## Description of the task
Each record below should be output verbatim, without pictures.

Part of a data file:
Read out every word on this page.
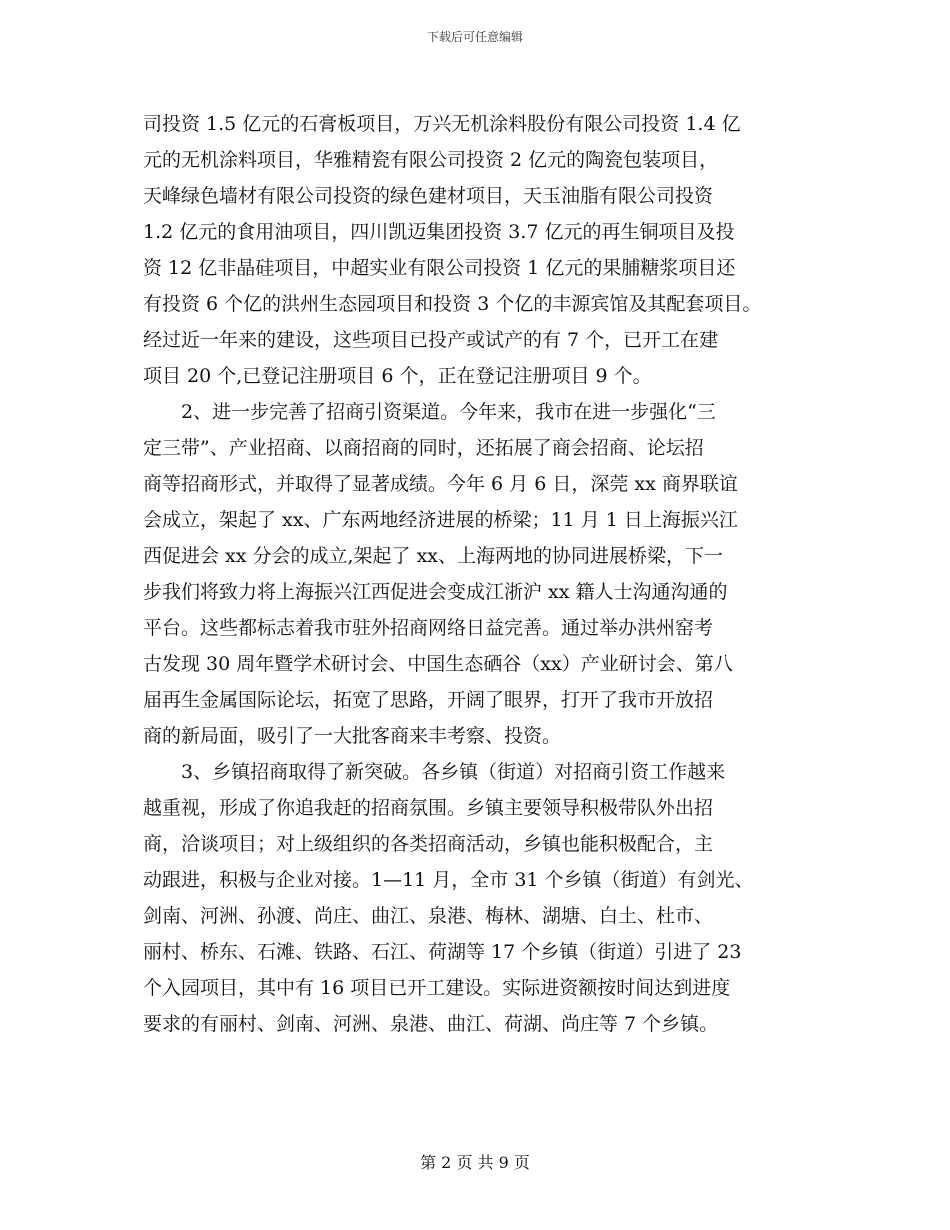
下载后可任意编辑
司投资 1.5 亿元的石膏板项目，万兴无机涂料股份有限公司投资 1.4 亿
元的无机涂料项目，华雅精瓷有限公司投资 2 亿元的陶瓷包装项目，
天峰绿色墙材有限公司投资的绿色建材项目，天玉油脂有限公司投资
1.2 亿元的食用油项目，四川凯迈集团投资 3.7 亿元的再生铜项目及投
资 12 亿非晶硅项目，中超实业有限公司投资 1 亿元的果脯糖浆项目还
有投资 6 个亿的洪州生态园项目和投资 3 个亿的丰源宾馆及其配套项目。
经过近一年来的建设，这些项目已投产或试产的有 7 个，已开工在建
项目 20 个,已登记注册项目 6 个，正在登记注册项目 9 个。
2、进一步完善了招商引资渠道。今年来，我市在进一步强化“三
定三带”、产业招商、以商招商的同时，还拓展了商会招商、论坛招
商等招商形式，并取得了显著成绩。今年 6 月 6 日，深莞 xx 商界联谊
会成立，架起了 xx、广东两地经济进展的桥梁；11 月 1 日上海振兴江
西促进会 xx 分会的成立,架起了 xx、上海两地的协同进展桥梁，下一
步我们将致力将上海振兴江西促进会变成江浙沪 xx 籍人士沟通沟通的
平台。这些都标志着我市驻外招商网络日益完善。通过举办洪州窑考
古发现 30 周年暨学术研讨会、中国生态硒谷（xx）产业研讨会、第八
届再生金属国际论坛，拓宽了思路，开阔了眼界，打开了我市开放招
商的新局面，吸引了一大批客商来丰考察、投资。
3、乡镇招商取得了新突破。各乡镇（街道）对招商引资工作越来
越重视，形成了你追我赶的招商氛围。乡镇主要领导积极带队外出招
商，洽谈项目；对上级组织的各类招商活动，乡镇也能积极配合，主
动跟进，积极与企业对接。1—11 月，全市 31 个乡镇（街道）有剑光、
剑南、河洲、孙渡、尚庄、曲江、泉港、梅林、湖塘、白土、杜市、
丽村、桥东、石滩、铁路、石江、荷湖等 17 个乡镇（街道）引进了 23
个入园项目，其中有 16 项目已开工建设。实际进资额按时间达到进度
要求的有丽村、剑南、河洲、泉港、曲江、荷湖、尚庄等 7 个乡镇。
第 2 页 共 9 页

## In response
Read out every word on this page.
下载后可任意编辑
司投资 1.5 亿元的石膏板项目，万兴无机涂料股份有限公司投资 1.4 亿
元的无机涂料项目，华雅精瓷有限公司投资 2 亿元的陶瓷包装项目，
天峰绿色墙材有限公司投资的绿色建材项目，天玉油脂有限公司投资
1.2 亿元的食用油项目，四川凯迈集团投资 3.7 亿元的再生铜项目及投
资 12 亿非晶硅项目，中超实业有限公司投资 1 亿元的果脯糖浆项目还
有投资 6 个亿的洪州生态园项目和投资 3 个亿的丰源宾馆及其配套项目。
经过近一年来的建设，这些项目已投产或试产的有 7 个，已开工在建
项目 20 个,已登记注册项目 6 个，正在登记注册项目 9 个。
2、进一步完善了招商引资渠道。今年来，我市在进一步强化“三
定三带”、产业招商、以商招商的同时，还拓展了商会招商、论坛招
商等招商形式，并取得了显著成绩。今年 6 月 6 日，深莞 xx 商界联谊
会成立，架起了 xx、广东两地经济进展的桥梁；11 月 1 日上海振兴江
西促进会 xx 分会的成立,架起了 xx、上海两地的协同进展桥梁，下一
步我们将致力将上海振兴江西促进会变成江浙沪 xx 籍人士沟通沟通的
平台。这些都标志着我市驻外招商网络日益完善。通过举办洪州窑考
古发现 30 周年暨学术研讨会、中国生态硒谷（xx）产业研讨会、第八
届再生金属国际论坛，拓宽了思路，开阔了眼界，打开了我市开放招
商的新局面，吸引了一大批客商来丰考察、投资。
3、乡镇招商取得了新突破。各乡镇（街道）对招商引资工作越来
越重视，形成了你追我赶的招商氛围。乡镇主要领导积极带队外出招
商，洽谈项目；对上级组织的各类招商活动，乡镇也能积极配合，主
动跟进，积极与企业对接。1—11 月，全市 31 个乡镇（街道）有剑光、
剑南、河洲、孙渡、尚庄、曲江、泉港、梅林、湖塘、白土、杜市、
丽村、桥东、石滩、铁路、石江、荷湖等 17 个乡镇（街道）引进了 23
个入园项目，其中有 16 项目已开工建设。实际进资额按时间达到进度
要求的有丽村、剑南、河洲、泉港、曲江、荷湖、尚庄等 7 个乡镇。
第 2 页 共 9 页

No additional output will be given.